_Data extract_
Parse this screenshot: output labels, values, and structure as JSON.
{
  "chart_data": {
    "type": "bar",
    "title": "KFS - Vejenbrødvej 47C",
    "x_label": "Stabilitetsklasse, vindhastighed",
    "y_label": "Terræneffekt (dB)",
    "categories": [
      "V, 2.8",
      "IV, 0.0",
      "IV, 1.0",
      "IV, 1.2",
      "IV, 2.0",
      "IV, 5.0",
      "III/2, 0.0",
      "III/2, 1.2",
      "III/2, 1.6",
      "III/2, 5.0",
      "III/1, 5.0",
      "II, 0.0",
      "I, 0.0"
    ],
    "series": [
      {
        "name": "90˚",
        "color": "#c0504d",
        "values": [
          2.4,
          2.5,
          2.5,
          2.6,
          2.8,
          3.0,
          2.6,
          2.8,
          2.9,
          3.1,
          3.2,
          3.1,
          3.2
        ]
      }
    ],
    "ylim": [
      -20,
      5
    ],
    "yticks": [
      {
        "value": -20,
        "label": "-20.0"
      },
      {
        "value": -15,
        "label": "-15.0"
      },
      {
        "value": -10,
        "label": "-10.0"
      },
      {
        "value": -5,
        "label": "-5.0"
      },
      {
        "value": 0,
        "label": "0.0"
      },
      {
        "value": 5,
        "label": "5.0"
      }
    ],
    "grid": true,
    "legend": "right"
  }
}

_Exercise requirements_
Every line of the records that includes the word "values" should be gathered.

_Result of the task_
Parse this screenshot: output labels, values, and structure as JSON.
        "values": [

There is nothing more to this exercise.